>> start Stored rows
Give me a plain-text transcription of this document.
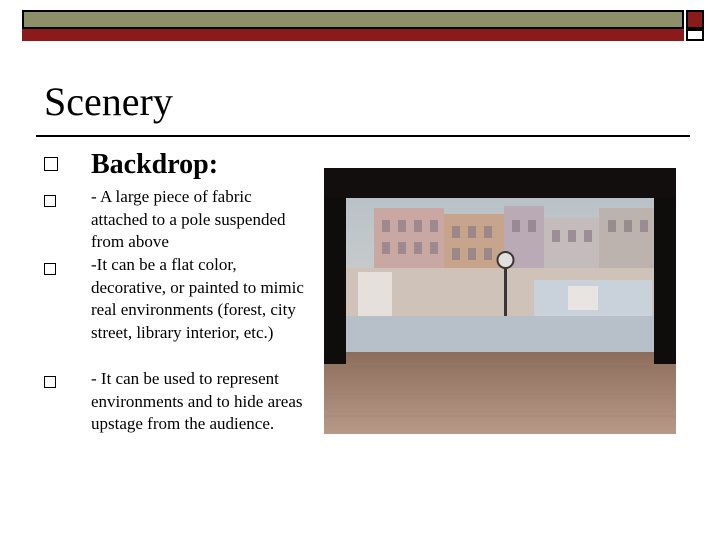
Scenery
Backdrop:
- A large piece of fabric attached to a pole suspended from above
-It can be a flat color, decorative, or painted to mimic real environments (forest, city street, library interior, etc.)
- It can be used to represent environments and to hide areas upstage from the audience.
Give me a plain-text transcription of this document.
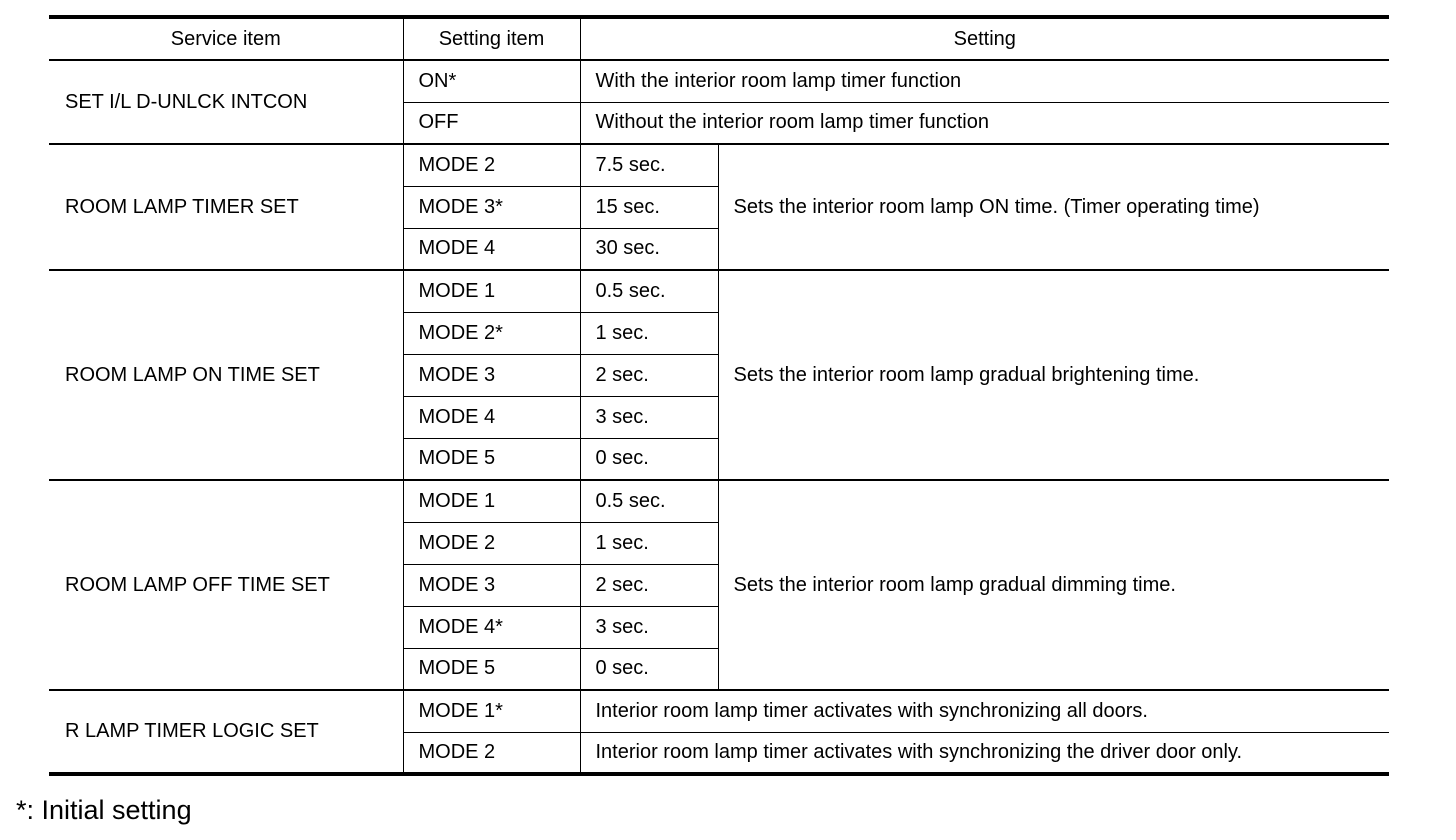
Service item	Setting item	Setting	
SET I/L D-UNLCK INTCON	ON*	With the interior room lamp timer function	
	OFF	Without the interior room lamp timer function	
ROOM LAMP TIMER SET	MODE 2	7.5 sec.	Sets the interior room lamp ON time. (Timer operating time)
	MODE 3*	15 sec.	
	MODE 4	30 sec.	
ROOM LAMP ON TIME SET	MODE 1	0.5 sec.	Sets the interior room lamp gradual brightening time.
	MODE 2*	1 sec.	
	MODE 3	2 sec.	
	MODE 4	3 sec.	
	MODE 5	0 sec.	
ROOM LAMP OFF TIME SET	MODE 1	0.5 sec.	Sets the interior room lamp gradual dimming time.
	MODE 2	1 sec.	
	MODE 3	2 sec.	
	MODE 4*	3 sec.	
	MODE 5	0 sec.	
R LAMP TIMER LOGIC SET	MODE 1*	Interior room lamp timer activates with synchronizing all doors.	
	MODE 2	Interior room lamp timer activates with synchronizing the driver door only.	
*: Initial setting
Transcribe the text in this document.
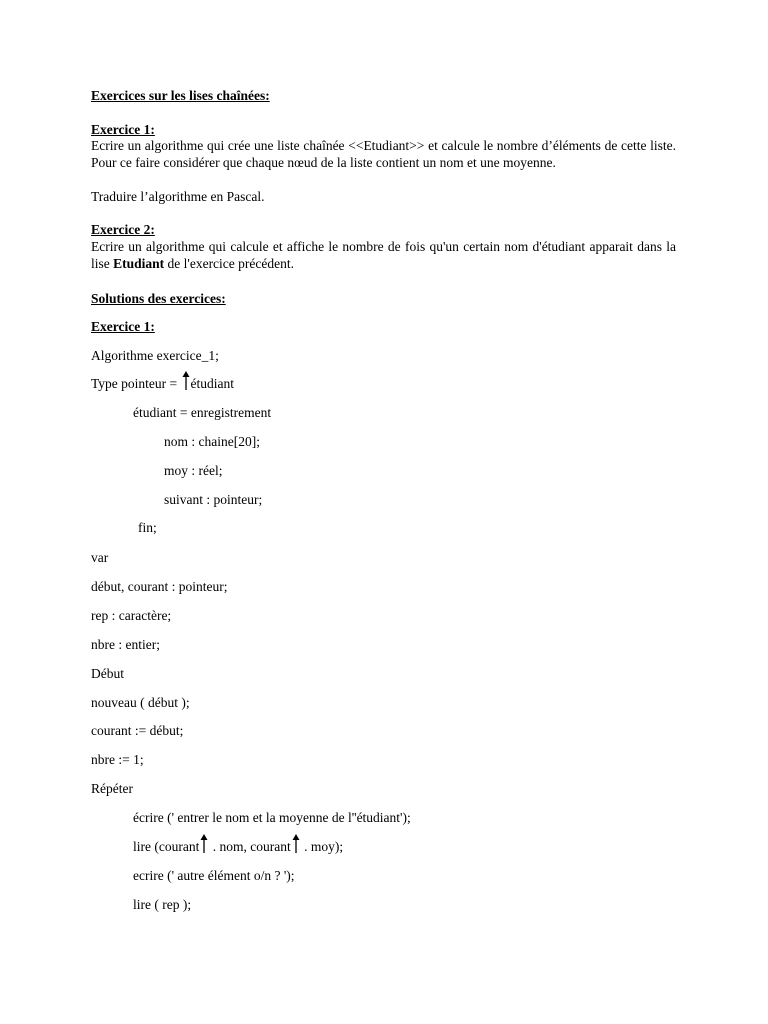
Exercices sur les lises chaînées:
Exercice 1:
Ecrire un algorithme qui crée une liste chaînée <<Etudiant>> et calcule le nombre d’éléments de cette liste. Pour ce faire considérer que chaque nœud de la liste contient un nom et une moyenne.
Traduire l’algorithme en Pascal.
Exercice 2:
Ecrire un algorithme qui calcule et affiche le nombre de fois qu'un certain nom d'étudiant apparait dans la lise Etudiant de l'exercice précédent.
Solutions des exercices:
Exercice 1:
Algorithme exercice_1;
Type pointeur =
étudiant
étudiant = enregistrement
nom : chaine[20];
moy : réel;
suivant : pointeur;
fin;
var
début, courant : pointeur;
rep : caractère;
nbre : entier;
Début
nouveau ( début );
courant := début;
nbre := 1;
Répéter
écrire (' entrer le nom et la moyenne de l''étudiant');
lire (courant
. nom, courant
. moy);
ecrire (' autre élément o/n ? ');
lire ( rep );
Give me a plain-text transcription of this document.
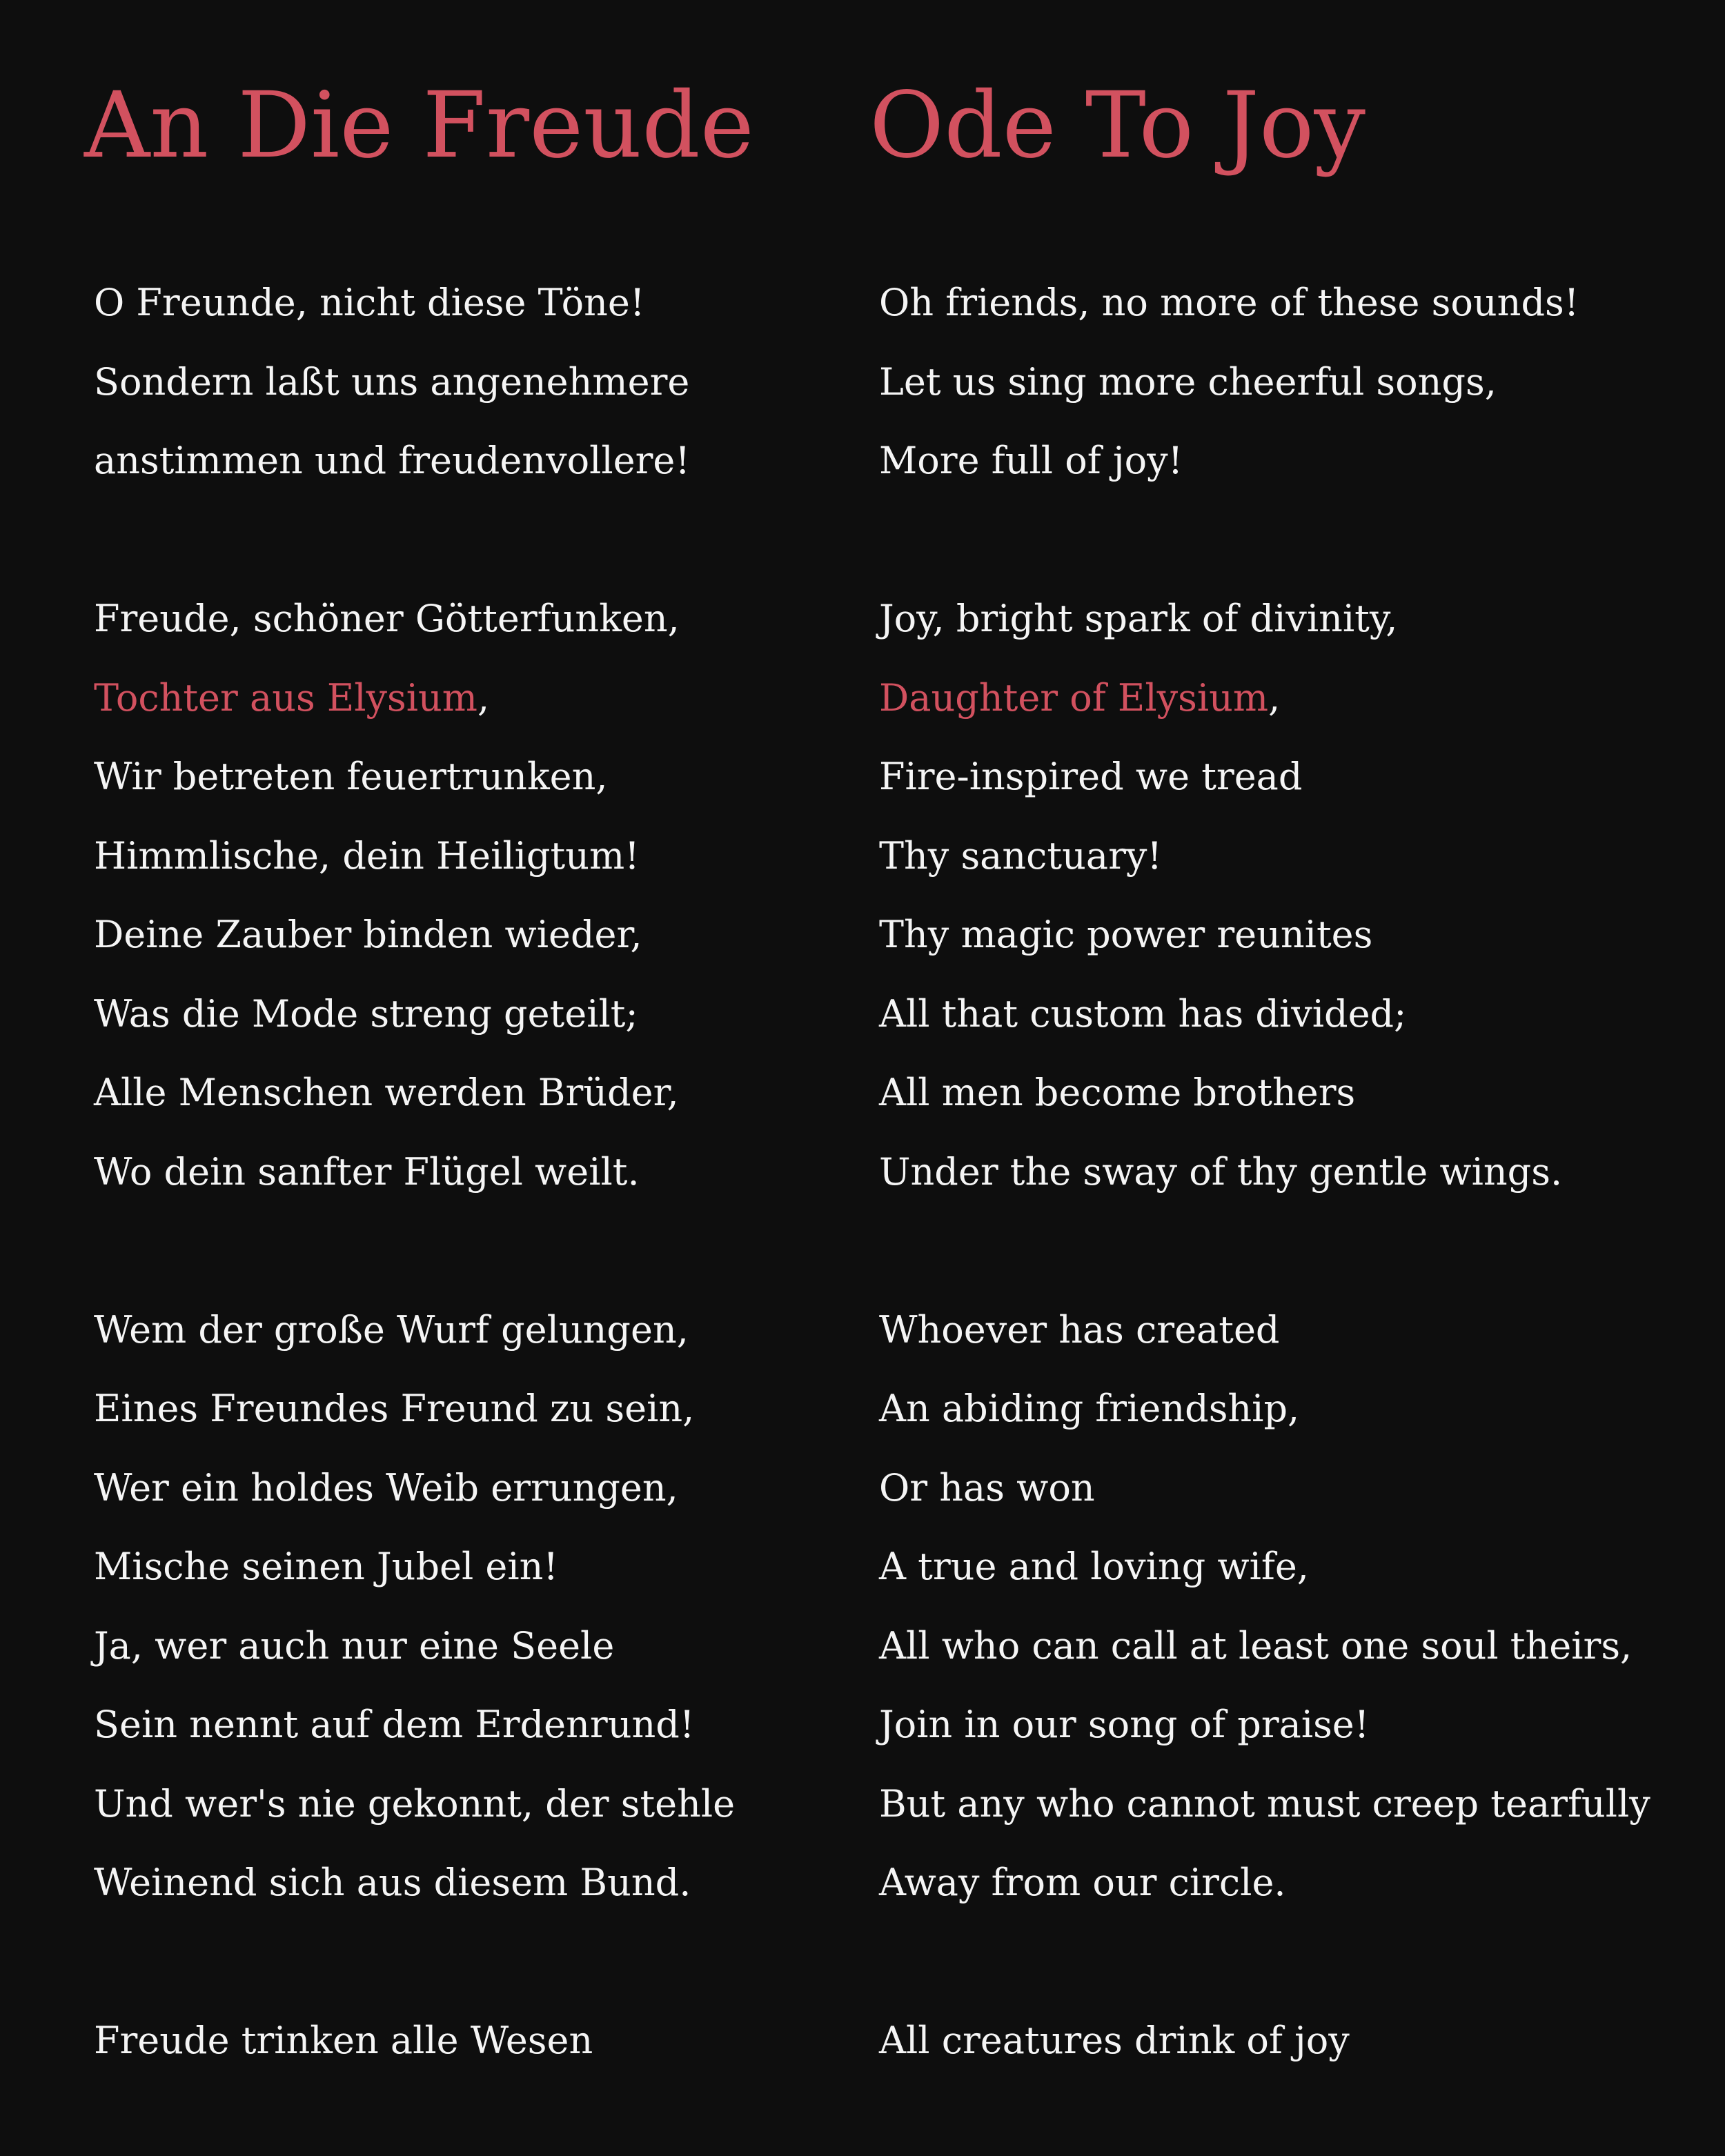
An Die Freude
O Freunde, nicht diese Töne!
Sondern laßt uns angenehmere
anstimmen und freudenvollere!
Freude, schöner Götterfunken,
Tochter aus Elysium,
Wir betreten feuertrunken,
Himmlische, dein Heiligtum!
Deine Zauber binden wieder,
Was die Mode streng geteilt;
Alle Menschen werden Brüder,
Wo dein sanfter Flügel weilt.
Wem der große Wurf gelungen,
Eines Freundes Freund zu sein,
Wer ein holdes Weib errungen,
Mische seinen Jubel ein!
Ja, wer auch nur eine Seele
Sein nennt auf dem Erdenrund!
Und wer's nie gekonnt, der stehle
Weinend sich aus diesem Bund.
Freude trinken alle Wesen
Ode To Joy
Oh friends, no more of these sounds!
Let us sing more cheerful songs,
More full of joy!
Joy, bright spark of divinity,
Daughter of Elysium,
Fire-inspired we tread
Thy sanctuary!
Thy magic power reunites
All that custom has divided;
All men become brothers
Under the sway of thy gentle wings.
Whoever has created
An abiding friendship,
Or has won
A true and loving wife,
All who can call at least one soul theirs,
Join in our song of praise!
But any who cannot must creep tearfully
Away from our circle.
All creatures drink of joy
>> end Stored rows
Problem details: Read the lines above. Gather those in which the string "moyenne" is found.

Worked solution:
Ecrire un algorithme qui crée une liste chaînée <<Etudiant>> et calcule le nombre d’éléments de cette liste. Pour ce faire considérer que chaque nœud de la liste contient un nom et une moyenne.
écrire (' entrer le nom et la moyenne de l''étudiant');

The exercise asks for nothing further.